[BEGIN]
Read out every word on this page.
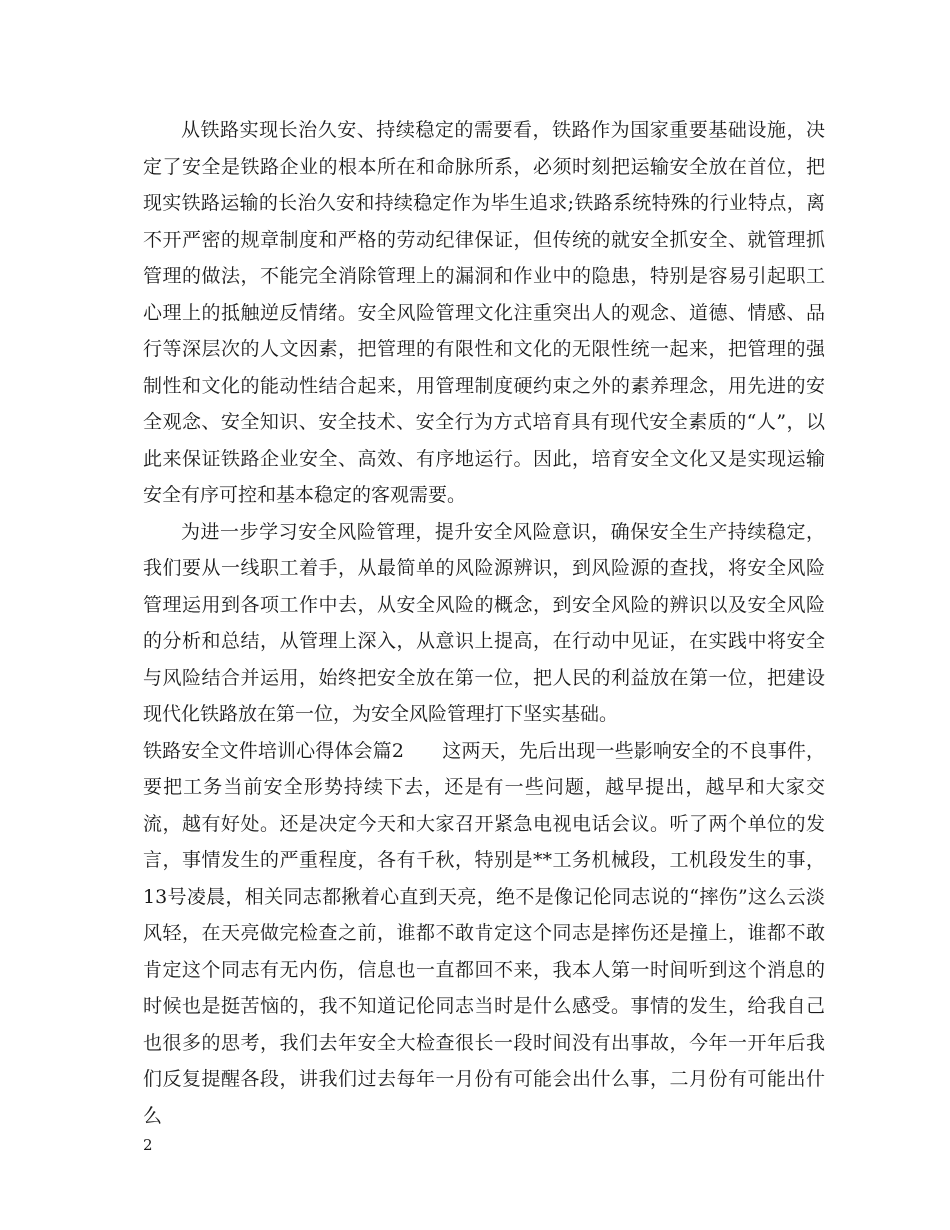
从铁路实现长治久安、持续稳定的需要看，铁路作为国家重要基础设施，决定了安全是铁路企业的根本所在和命脉所系，必须时刻把运输安全放在首位，把现实铁路运输的长治久安和持续稳定作为毕生追求;铁路系统特殊的行业特点，离不开严密的规章制度和严格的劳动纪律保证，但传统的就安全抓安全、就管理抓管理的做法，不能完全消除管理上的漏洞和作业中的隐患，特别是容易引起职工心理上的抵触逆反情绪。安全风险管理文化注重突出人的观念、道德、情感、品行等深层次的人文因素，把管理的有限性和文化的无限性统一起来，把管理的强制性和文化的能动性结合起来，用管理制度硬约束之外的素养理念，用先进的安全观念、安全知识、安全技术、安全行为方式培育具有现代安全素质的“人”，以此来保证铁路企业安全、高效、有序地运行。因此，培育安全文化又是实现运输安全有序可控和基本稳定的客观需要。

为进一步学习安全风险管理，提升安全风险意识，确保安全生产持续稳定，我们要从一线职工着手，从最简单的风险源辨识，到风险源的查找，将安全风险管理运用到各项工作中去，从安全风险的概念，到安全风险的辨识以及安全风险的分析和总结，从管理上深入，从意识上提高，在行动中见证，在实践中将安全与风险结合并运用，始终把安全放在第一位，把人民的利益放在第一位，把建设现代化铁路放在第一位，为安全风险管理打下坚实基础。

铁路安全文件培训心得体会篇2　　这两天，先后出现一些影响安全的不良事件，要把工务当前安全形势持续下去，还是有一些问题，越早提出，越早和大家交流，越有好处。还是决定今天和大家召开紧急电视电话会议。听了两个单位的发言，事情发生的严重程度，各有千秋，特别是**工务机械段，工机段发生的事，13号凌晨，相关同志都揪着心直到天亮，绝不是像记伦同志说的“摔伤”这么云淡风轻，在天亮做完检查之前，谁都不敢肯定这个同志是摔伤还是撞上，谁都不敢肯定这个同志有无内伤，信息也一直都回不来，我本人第一时间听到这个消息的时候也是挺苦恼的，我不知道记伦同志当时是什么感受。事情的发生，给我自己也很多的思考，我们去年安全大检查很长一段时间没有出事故，今年一开年后我们反复提醒各段，讲我们过去每年一月份有可能会出什么事，二月份有可能出什么

2
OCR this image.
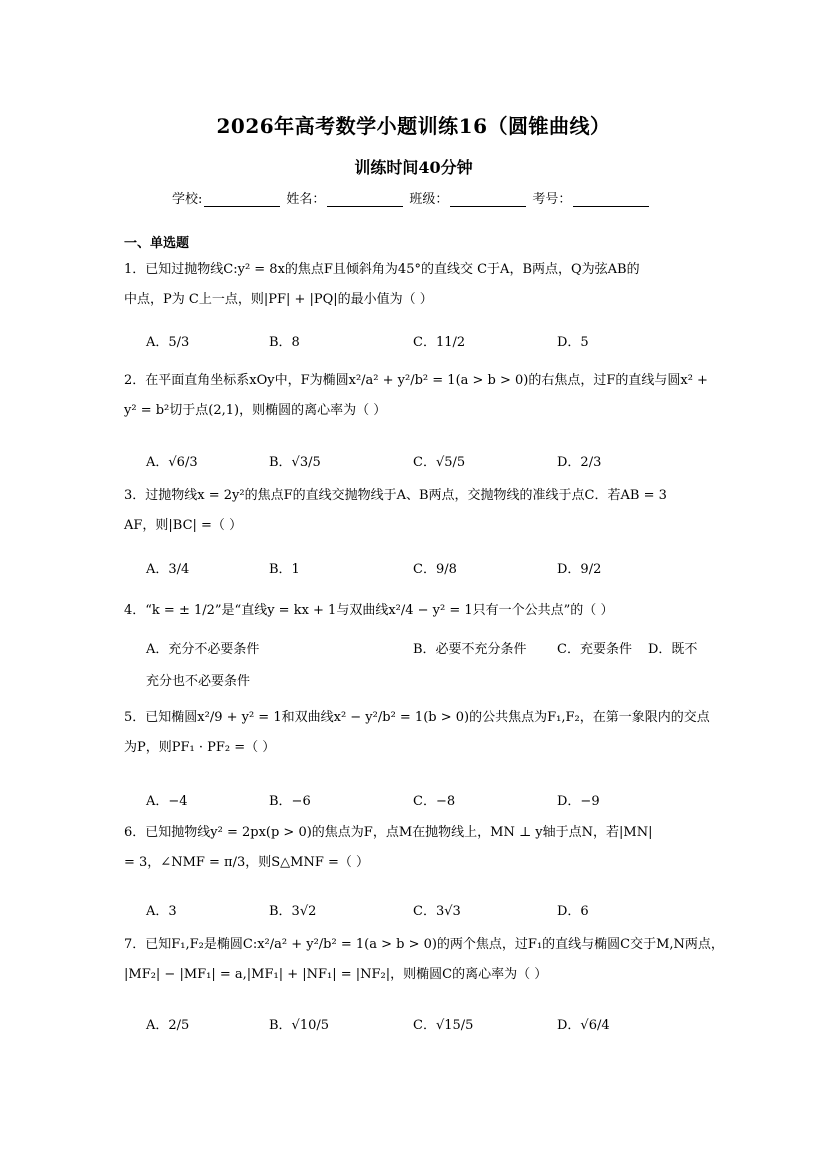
2026年高考数学小题训练16（圆锥曲线）
训练时间40分钟
学校:	姓名：	班级：	考号：
一、单选题
1．已知过抛物线C:y² = 8x的焦点F且倾斜角为45°的直线交 C于A，B两点，Q为弦AB的
中点，P为 C上一点，则|PF| + |PQ|的最小值为（ ）
A．5/3	B．8	C．11/2	D．5
2．在平面直角坐标系xOy中，F为椭圆x²/a² + y²/b² = 1(a > b > 0)的右焦点，过F的直线与圆x² +
y² = b²切于点(2,1)，则椭圆的离心率为（ ）
A．√6/3	B．√3/5	C．√5/5	D．2/3
3．过抛物线x = 2y²的焦点F的直线交抛物线于A、B两点，交抛物线的准线于点C．若AB = 3
AF，则|BC| =（ ）
A．3/4	B．1	C．9/8	D．9/2
4．“k = ± 1/2”是“直线y = kx + 1与双曲线x²/4 − y² = 1只有一个公共点”的（ ）
A．充分不必要条件	B．必要不充分条件 C．充要条件 D．既不
充分也不必要条件
5．已知椭圆x²/9 + y² = 1和双曲线x² − y²/b² = 1(b > 0)的公共焦点为F₁,F₂，在第一象限内的交点
为P，则PF₁ · PF₂ =（ ）
A．−4	B．−6	C．−8	D．−9
6．已知抛物线y² = 2px(p > 0)的焦点为F，点M在抛物线上，MN ⊥ y轴于点N，若|MN|
= 3，∠NMF = π/3，则S△MNF =（ ）
A．3	B．3√2	C．3√3	D．6
7．已知F₁,F₂是椭圆C:x²/a² + y²/b² = 1(a > b > 0)的两个焦点，过F₁的直线与椭圆C交于M,N两点，
|MF₂| − |MF₁| = a,|MF₁| + |NF₁| = |NF₂|，则椭圆C的离心率为（ ）
A．2/5	B．√10/5	C．√15/5	D．√6/4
[END]
*Exercise objective*: State how many lines of the listing above include the word "this". Give nothing but the number.

*Exercise solution*: 2